■ WHAT IS EXPECTED
Keep only the lines of the listing that contain the string "elements", copying each one in full. The match is case-sensitive.

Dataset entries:
· · · · ·
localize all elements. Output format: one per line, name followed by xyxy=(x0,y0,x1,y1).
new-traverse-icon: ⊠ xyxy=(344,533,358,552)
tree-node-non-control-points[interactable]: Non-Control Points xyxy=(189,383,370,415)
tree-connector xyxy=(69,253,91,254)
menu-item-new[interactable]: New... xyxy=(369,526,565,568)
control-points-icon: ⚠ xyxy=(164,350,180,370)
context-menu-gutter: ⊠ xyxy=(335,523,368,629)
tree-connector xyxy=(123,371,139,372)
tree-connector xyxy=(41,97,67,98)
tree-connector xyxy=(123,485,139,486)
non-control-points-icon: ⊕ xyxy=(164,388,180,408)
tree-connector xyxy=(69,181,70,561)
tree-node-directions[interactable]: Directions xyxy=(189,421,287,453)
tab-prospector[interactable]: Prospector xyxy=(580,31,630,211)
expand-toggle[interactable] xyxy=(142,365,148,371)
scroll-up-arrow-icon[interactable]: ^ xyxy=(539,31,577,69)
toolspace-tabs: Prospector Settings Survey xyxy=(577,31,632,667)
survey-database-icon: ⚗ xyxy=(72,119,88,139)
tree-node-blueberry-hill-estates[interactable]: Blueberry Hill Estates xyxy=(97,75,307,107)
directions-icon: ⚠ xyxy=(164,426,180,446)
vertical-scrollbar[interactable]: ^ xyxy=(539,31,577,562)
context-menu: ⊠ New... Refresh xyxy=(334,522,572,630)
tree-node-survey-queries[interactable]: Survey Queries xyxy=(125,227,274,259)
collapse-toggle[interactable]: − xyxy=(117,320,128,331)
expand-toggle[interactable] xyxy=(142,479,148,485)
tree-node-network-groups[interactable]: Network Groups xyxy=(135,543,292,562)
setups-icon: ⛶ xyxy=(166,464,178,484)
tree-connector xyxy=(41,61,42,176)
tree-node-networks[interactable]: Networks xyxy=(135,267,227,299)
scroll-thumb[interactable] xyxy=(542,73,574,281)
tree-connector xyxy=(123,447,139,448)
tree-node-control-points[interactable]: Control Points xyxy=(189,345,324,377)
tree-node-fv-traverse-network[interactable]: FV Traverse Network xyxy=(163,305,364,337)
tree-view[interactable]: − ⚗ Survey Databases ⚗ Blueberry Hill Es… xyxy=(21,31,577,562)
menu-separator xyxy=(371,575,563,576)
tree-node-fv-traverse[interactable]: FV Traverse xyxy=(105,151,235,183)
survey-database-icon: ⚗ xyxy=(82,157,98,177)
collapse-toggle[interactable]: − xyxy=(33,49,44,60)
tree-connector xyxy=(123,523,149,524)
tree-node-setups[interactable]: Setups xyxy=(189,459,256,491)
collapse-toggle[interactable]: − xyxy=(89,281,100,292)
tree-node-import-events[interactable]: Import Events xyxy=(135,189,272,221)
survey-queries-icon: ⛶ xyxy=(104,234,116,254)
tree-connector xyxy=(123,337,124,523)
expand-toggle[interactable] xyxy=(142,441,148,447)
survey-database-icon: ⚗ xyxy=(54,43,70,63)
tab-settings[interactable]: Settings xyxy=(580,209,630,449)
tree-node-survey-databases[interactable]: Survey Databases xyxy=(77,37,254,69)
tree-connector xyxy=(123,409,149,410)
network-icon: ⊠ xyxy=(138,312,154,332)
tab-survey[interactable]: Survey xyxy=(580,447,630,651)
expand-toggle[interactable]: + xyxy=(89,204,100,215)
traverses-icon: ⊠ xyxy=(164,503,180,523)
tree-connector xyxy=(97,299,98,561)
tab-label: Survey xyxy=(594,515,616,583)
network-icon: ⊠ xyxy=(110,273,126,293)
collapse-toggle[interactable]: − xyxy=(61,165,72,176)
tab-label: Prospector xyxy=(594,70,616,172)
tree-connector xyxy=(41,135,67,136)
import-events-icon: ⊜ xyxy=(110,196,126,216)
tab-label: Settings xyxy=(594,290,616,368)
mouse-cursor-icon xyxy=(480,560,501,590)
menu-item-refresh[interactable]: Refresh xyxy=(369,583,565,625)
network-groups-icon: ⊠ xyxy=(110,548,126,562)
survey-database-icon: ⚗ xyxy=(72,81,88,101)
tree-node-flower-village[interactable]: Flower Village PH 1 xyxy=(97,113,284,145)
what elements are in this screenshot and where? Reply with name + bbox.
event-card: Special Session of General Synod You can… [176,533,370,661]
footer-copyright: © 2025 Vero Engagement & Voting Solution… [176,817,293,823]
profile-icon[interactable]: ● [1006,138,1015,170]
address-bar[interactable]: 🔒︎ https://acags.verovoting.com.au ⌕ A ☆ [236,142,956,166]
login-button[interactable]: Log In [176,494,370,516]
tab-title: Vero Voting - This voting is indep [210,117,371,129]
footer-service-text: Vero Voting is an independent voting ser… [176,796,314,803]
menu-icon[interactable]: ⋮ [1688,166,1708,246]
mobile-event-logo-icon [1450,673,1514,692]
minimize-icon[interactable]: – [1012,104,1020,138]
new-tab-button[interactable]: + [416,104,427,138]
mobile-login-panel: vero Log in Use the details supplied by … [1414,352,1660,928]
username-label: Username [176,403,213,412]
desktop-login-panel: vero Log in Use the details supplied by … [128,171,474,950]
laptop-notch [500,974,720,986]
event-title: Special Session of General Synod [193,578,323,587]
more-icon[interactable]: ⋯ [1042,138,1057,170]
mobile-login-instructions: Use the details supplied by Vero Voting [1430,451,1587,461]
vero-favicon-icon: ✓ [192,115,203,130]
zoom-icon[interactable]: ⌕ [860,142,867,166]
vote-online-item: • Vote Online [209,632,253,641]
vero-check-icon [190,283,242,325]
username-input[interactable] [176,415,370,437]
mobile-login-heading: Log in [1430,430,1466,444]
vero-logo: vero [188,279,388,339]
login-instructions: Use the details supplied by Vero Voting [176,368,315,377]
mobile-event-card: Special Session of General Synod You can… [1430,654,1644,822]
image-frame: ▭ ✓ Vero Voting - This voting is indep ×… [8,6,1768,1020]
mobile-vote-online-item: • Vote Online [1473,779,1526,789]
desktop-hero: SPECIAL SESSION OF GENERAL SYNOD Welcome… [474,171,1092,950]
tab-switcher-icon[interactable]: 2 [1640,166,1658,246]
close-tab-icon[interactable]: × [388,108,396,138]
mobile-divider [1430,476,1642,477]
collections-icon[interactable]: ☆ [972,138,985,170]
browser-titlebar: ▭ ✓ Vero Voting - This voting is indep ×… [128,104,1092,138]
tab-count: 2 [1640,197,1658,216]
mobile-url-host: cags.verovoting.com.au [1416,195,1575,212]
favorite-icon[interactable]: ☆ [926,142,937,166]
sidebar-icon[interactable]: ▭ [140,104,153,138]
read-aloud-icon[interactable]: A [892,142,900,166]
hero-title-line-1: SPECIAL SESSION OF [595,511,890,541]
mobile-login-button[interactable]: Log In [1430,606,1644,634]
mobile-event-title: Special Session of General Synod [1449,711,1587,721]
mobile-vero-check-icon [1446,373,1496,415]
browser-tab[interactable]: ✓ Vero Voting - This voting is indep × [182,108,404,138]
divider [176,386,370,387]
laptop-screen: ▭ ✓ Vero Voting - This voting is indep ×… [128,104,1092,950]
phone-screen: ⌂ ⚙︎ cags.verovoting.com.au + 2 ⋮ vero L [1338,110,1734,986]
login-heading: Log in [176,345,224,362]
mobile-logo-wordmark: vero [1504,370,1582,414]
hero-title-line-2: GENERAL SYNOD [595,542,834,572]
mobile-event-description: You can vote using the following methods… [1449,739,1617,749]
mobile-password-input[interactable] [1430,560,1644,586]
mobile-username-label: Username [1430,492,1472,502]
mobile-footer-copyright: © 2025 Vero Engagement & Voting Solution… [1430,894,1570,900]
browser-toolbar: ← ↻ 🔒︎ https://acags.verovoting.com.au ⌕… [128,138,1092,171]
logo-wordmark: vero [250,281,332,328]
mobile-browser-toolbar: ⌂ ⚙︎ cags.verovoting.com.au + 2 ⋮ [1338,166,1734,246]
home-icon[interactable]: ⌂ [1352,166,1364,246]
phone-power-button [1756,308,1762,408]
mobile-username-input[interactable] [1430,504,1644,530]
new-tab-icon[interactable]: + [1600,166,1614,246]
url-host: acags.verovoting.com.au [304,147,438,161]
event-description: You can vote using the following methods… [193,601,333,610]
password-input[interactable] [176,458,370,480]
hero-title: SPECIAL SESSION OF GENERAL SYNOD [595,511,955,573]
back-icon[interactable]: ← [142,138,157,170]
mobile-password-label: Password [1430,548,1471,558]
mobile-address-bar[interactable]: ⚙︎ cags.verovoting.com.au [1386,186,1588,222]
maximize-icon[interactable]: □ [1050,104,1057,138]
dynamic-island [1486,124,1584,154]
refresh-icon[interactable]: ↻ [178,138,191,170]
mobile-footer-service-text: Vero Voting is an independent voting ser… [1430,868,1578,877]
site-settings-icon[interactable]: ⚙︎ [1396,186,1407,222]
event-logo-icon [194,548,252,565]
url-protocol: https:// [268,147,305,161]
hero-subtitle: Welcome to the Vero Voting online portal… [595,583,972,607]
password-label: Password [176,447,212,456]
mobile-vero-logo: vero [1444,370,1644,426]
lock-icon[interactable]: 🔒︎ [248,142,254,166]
· · · · ·
■ RESULT FOR THIS TASK
localize all elements. Output format: one per line, name followed by xyxy=(x0,y0,x1,y1).
what elements are in this screenshot and where? Reply with name + bbox.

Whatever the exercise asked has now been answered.